| EXERCISE GOAL |
Look through the listing below and report how many lines contain "Android", as a bare number.

Start DATASET ROWS

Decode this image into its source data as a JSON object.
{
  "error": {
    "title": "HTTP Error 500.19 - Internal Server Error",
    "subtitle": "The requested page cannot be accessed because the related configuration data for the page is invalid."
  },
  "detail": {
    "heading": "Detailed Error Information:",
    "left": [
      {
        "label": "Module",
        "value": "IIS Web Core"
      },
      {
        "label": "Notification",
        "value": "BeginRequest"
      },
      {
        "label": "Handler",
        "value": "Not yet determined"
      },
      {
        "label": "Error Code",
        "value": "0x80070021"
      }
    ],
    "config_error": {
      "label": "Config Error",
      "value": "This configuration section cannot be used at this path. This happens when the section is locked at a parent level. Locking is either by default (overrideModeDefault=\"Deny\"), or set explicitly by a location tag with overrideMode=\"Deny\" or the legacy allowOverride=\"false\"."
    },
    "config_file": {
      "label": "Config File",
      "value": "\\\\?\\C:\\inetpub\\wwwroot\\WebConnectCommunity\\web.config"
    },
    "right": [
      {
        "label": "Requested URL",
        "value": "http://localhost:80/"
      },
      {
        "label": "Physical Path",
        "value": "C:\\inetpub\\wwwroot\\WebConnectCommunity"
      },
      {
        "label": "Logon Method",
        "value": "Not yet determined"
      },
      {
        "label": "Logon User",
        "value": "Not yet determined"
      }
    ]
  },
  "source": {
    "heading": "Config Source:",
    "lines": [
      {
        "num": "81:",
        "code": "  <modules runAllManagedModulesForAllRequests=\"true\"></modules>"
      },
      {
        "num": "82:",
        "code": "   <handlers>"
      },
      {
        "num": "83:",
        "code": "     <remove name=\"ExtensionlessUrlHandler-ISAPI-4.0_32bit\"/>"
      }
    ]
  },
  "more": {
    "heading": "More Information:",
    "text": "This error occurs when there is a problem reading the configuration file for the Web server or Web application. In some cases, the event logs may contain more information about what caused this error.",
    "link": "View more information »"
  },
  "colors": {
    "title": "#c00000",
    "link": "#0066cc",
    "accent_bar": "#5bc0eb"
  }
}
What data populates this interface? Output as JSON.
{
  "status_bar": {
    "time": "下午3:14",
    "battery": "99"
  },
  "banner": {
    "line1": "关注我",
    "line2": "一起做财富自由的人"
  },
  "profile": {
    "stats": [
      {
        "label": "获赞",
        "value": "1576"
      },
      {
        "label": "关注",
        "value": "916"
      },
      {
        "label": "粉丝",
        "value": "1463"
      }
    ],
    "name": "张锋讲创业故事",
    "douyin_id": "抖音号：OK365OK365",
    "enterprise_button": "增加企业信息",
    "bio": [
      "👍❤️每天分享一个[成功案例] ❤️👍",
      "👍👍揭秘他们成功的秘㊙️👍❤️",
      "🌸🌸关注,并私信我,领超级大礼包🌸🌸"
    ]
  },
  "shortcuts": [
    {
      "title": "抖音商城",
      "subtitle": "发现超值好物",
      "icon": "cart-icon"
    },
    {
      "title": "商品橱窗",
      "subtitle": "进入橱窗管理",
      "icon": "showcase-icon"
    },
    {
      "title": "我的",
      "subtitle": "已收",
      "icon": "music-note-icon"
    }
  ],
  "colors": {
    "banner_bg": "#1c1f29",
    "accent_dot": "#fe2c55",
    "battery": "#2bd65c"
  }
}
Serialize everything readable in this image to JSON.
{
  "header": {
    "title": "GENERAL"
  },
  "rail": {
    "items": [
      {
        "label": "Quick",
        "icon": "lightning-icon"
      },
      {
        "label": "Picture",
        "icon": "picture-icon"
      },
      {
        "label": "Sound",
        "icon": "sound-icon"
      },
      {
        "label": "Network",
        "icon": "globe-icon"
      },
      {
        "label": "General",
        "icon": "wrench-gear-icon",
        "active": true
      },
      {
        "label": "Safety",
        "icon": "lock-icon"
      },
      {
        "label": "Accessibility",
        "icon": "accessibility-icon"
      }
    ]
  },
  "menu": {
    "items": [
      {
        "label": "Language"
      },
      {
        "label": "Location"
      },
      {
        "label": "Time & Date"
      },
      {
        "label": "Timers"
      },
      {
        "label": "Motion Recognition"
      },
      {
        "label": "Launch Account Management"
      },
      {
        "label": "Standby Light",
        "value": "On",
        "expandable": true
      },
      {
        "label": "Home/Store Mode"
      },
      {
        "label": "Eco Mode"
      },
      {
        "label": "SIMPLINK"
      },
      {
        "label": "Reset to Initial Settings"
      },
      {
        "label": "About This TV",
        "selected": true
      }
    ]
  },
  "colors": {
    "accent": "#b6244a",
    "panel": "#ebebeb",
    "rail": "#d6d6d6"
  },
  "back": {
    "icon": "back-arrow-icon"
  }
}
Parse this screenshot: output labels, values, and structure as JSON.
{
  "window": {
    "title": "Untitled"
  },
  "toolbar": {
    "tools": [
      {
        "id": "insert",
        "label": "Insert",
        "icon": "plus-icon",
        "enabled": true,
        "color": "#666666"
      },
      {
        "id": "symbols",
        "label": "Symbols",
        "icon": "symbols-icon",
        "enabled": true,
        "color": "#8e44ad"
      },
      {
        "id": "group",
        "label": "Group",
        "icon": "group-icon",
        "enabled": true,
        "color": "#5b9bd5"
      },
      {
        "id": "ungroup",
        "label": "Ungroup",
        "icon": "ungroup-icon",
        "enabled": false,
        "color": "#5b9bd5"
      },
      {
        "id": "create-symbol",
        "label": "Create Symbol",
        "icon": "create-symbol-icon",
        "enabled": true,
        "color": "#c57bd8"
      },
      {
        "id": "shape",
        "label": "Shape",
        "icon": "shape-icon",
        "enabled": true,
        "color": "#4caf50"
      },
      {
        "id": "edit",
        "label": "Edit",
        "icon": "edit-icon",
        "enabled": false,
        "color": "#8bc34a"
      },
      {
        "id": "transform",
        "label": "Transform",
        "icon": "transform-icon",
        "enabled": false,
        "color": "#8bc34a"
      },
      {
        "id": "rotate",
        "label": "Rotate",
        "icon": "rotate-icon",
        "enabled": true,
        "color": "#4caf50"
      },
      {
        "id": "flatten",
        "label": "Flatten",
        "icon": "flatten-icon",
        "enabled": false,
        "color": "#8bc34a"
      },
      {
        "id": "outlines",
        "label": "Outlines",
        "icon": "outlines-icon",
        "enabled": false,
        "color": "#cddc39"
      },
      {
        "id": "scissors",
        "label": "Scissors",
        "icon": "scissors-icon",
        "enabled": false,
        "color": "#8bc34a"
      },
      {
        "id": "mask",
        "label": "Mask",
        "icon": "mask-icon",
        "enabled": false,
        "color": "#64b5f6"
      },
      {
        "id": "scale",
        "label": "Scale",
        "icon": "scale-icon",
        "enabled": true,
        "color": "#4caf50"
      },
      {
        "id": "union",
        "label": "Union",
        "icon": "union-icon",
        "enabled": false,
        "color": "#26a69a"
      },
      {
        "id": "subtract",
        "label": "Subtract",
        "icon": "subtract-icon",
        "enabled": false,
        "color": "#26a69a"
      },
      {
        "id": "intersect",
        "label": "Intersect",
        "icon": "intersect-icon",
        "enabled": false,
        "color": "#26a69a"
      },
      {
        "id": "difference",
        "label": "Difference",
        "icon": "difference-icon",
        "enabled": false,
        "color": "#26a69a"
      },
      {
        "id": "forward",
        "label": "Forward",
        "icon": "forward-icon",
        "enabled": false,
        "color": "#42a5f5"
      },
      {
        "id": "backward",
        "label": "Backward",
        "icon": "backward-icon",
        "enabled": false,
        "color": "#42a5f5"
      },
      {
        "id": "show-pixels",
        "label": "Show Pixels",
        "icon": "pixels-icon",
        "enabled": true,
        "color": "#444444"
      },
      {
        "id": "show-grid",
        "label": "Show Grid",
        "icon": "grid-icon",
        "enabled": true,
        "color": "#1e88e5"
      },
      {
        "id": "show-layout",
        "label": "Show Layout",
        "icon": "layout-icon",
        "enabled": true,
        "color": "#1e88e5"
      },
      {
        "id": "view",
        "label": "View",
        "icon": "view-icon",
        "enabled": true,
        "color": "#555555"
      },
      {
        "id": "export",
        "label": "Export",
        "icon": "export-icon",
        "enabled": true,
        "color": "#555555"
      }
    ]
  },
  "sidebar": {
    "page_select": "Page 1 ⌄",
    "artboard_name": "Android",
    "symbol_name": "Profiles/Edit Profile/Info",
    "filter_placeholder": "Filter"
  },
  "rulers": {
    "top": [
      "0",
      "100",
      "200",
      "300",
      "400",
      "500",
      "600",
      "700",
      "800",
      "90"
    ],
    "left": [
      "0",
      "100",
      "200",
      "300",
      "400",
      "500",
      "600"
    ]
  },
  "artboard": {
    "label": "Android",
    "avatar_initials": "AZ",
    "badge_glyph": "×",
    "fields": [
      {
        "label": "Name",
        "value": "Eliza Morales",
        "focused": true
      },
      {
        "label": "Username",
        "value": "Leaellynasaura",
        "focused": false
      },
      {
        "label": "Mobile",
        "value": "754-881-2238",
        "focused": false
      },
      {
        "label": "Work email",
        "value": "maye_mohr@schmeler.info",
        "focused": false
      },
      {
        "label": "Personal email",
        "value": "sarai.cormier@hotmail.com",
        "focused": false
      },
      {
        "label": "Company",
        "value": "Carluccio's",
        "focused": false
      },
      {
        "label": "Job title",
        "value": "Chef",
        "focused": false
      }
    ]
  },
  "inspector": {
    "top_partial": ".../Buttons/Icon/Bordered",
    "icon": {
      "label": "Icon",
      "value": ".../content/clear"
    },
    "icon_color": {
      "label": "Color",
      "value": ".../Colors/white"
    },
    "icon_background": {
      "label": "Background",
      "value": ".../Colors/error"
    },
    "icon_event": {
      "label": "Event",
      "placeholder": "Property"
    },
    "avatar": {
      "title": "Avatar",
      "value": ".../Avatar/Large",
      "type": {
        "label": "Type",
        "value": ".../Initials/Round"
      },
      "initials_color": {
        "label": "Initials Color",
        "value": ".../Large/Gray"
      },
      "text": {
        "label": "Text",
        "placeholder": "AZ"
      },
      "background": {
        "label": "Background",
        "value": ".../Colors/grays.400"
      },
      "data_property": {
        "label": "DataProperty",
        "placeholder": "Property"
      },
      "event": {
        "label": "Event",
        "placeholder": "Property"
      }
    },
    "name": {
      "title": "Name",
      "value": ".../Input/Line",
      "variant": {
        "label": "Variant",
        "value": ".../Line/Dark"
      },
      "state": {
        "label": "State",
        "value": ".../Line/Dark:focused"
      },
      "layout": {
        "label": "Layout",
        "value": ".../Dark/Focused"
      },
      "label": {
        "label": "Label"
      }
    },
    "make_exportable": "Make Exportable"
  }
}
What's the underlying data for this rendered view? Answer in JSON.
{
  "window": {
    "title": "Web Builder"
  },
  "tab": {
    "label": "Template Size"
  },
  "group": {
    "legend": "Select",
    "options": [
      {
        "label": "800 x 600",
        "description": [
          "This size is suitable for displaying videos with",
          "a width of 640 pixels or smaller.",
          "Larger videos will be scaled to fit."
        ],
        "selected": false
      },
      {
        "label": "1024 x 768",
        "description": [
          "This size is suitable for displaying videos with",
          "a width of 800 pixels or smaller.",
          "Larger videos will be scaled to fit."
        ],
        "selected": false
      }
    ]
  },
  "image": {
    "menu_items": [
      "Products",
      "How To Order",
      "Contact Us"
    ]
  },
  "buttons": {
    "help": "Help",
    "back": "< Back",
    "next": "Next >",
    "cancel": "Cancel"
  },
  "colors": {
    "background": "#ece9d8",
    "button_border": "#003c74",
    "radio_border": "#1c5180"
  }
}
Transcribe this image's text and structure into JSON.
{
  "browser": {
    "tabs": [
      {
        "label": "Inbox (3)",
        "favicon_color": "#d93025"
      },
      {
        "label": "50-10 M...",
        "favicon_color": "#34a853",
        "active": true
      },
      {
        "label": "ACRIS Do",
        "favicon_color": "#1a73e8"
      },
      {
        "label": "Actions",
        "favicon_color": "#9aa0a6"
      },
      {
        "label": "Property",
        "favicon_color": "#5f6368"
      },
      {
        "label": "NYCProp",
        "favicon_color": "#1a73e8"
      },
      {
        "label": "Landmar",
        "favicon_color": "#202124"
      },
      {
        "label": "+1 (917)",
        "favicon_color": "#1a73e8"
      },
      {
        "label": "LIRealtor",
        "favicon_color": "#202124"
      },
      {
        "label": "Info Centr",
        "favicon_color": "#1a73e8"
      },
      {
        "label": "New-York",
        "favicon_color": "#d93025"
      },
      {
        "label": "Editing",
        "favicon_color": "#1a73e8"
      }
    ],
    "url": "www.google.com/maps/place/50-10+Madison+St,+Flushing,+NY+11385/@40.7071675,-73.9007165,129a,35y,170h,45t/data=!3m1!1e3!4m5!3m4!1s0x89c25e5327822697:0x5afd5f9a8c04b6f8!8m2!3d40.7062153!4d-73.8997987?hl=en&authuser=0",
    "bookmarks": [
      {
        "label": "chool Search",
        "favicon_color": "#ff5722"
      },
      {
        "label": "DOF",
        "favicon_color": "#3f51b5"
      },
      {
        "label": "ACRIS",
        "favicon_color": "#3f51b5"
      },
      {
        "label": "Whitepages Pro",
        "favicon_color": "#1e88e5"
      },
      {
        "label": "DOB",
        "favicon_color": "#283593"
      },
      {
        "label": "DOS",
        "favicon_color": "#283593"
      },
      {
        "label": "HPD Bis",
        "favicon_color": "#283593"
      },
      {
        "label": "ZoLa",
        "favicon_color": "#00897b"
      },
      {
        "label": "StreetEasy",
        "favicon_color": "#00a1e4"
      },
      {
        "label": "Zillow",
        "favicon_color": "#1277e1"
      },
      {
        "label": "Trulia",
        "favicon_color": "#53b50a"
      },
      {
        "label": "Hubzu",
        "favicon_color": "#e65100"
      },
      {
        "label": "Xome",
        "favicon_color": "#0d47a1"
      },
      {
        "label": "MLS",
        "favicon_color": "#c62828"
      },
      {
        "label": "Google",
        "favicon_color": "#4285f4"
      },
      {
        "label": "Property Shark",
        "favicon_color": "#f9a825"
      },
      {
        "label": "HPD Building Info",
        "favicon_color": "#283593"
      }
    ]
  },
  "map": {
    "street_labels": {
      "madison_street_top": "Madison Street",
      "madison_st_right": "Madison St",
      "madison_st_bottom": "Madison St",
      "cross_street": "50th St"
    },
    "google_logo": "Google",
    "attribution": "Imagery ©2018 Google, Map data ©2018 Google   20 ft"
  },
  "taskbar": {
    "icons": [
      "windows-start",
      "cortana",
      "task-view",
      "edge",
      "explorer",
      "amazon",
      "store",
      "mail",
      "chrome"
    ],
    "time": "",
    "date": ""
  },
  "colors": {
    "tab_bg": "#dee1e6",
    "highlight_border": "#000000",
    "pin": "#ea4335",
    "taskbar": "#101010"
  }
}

End DATASET ROWS

| REPLY TO THE EXERCISE |
2